- [Passage]:
____________________
Single by Megadeth featuring Ice-T

from the album The Sick, the Dying... and the Dead!
- A-side: We'll Be Back
- Released: July 22, 2022
- Recorded: 2019–2021
- Genre: Thrash metal
- Length: 6:38
- Label: Tradecraft/Universal
- Songwriters: Dave Mustaine; Kiko Loureiro; Dirk Verbeuren;
- Producers: Dave Mustaine; Chris Rakestraw;

Megadeth singles chronology
| "We'll Be Back" (2022) | "Night Stalkers" (2022) | "Soldier On!" (2022) |

Ice-T singles chronology
| "Arctic II" (2017) | "Night Stalkers" (2022) | "Sucks 2 Suck" (2024) |

= Night Stalkers (song) =

"Night Stalkers" is a song by American thrash metal band Megadeth. The song was released on July 22, 2022, as the second single from their sixteenth studio album, The Sick, the Dying... and the Dead!. The song features rapper Ice-T on guest vocals.

==Music and lyrics==
On the song's lyrical content, frontman Dave Mustaine said, "It's a brutal song. 'Night Stalkers' is about the 160th Battalion with the United States Army, and it's all the black-ops helicopters that go in at night — nobody knows they're there; they're in, they're out. And I had my buddy Ice-T join me on a part in the middle of it, because Ice was a ranger for the army, and he did two tours over in Afghanistan, I think it was."
____________________
- [Short exercise 1]:
Answer these questions using the song article.
(a) On what date was "Night Stalkers" released?
(b) According to Dave Mustaine, which Army unit is the song about?
(c) In the Megadeth singles chronology, which single follows "Night Stalkers"?
____________________
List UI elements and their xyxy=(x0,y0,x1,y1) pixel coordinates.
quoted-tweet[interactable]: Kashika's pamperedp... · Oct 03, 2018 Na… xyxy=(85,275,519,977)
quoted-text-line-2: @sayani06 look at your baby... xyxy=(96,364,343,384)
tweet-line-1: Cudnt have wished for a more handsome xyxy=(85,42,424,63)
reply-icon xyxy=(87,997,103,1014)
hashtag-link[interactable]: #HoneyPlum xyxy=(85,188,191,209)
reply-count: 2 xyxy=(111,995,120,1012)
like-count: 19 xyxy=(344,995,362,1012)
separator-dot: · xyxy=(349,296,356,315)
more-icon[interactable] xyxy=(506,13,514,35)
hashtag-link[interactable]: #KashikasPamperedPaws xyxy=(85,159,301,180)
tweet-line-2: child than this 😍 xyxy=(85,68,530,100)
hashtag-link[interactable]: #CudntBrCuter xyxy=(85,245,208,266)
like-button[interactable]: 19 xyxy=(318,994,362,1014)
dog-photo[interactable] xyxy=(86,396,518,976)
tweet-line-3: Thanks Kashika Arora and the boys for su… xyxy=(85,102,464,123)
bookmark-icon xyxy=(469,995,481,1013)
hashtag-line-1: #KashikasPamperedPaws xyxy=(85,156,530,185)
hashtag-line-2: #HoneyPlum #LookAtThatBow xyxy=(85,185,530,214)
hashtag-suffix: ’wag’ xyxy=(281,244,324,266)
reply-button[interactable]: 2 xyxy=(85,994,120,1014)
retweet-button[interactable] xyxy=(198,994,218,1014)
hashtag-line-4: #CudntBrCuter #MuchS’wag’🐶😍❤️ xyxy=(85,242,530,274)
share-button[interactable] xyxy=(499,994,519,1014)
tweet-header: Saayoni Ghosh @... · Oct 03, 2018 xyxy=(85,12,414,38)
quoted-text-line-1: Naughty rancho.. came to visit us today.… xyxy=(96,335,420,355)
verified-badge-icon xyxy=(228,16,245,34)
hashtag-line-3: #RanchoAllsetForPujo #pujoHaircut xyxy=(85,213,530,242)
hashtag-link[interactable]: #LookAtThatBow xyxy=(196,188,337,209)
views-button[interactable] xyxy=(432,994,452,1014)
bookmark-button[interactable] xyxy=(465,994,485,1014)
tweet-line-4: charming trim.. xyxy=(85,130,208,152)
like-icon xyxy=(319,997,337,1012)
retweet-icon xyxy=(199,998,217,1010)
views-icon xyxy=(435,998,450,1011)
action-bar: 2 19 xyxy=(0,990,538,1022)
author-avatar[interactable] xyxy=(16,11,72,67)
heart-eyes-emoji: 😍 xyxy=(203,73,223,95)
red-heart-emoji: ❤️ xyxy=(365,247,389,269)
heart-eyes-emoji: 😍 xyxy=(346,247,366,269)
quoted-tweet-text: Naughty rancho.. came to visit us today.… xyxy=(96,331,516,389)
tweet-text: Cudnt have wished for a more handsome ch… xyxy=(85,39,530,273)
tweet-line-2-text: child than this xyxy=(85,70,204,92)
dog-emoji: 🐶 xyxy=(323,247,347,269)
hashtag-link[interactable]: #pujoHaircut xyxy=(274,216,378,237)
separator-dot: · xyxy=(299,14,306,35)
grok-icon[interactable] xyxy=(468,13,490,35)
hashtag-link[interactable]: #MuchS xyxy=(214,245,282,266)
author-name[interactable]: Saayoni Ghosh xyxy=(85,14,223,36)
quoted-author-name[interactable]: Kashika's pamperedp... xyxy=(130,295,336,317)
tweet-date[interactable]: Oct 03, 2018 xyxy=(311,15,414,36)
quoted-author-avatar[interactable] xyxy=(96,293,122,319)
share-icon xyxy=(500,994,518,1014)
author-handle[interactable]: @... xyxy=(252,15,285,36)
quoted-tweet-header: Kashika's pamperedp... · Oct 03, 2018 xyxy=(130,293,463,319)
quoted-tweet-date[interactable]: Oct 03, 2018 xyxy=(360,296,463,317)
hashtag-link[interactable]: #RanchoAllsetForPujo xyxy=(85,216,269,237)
____________________
- [Short exercise 2]:
Reproduce the rows above word for word. Begin with the first row and stop after the row that contains "bookmark-icon xyxy=(469,995,481,1013)".

- [Complete output 1]:
(a) July 22, 2022
(b) The 160th Battalion with the United States Army
(c) "Soldier On!"

- [Complete output 2]:
List UI elements and their xyxy=(x0,y0,x1,y1) pixel coordinates.
quoted-tweet[interactable]: Kashika's pamperedp... · Oct 03, 2018 Na… xyxy=(85,275,519,977)
quoted-text-line-2: @sayani06 look at your baby... xyxy=(96,364,343,384)
tweet-line-1: Cudnt have wished for a more handsome xyxy=(85,42,424,63)
reply-icon xyxy=(87,997,103,1014)
hashtag-link[interactable]: #HoneyPlum xyxy=(85,188,191,209)
reply-count: 2 xyxy=(111,995,120,1012)
like-count: 19 xyxy=(344,995,362,1012)
separator-dot: · xyxy=(349,296,356,315)
more-icon[interactable] xyxy=(506,13,514,35)
hashtag-link[interactable]: #KashikasPamperedPaws xyxy=(85,159,301,180)
tweet-line-2: child than this 😍 xyxy=(85,68,530,100)
hashtag-link[interactable]: #CudntBrCuter xyxy=(85,245,208,266)
like-button[interactable]: 19 xyxy=(318,994,362,1014)
dog-photo[interactable] xyxy=(86,396,518,976)
tweet-line-3: Thanks Kashika Arora and the boys for su… xyxy=(85,102,464,123)
bookmark-icon xyxy=(469,995,481,1013)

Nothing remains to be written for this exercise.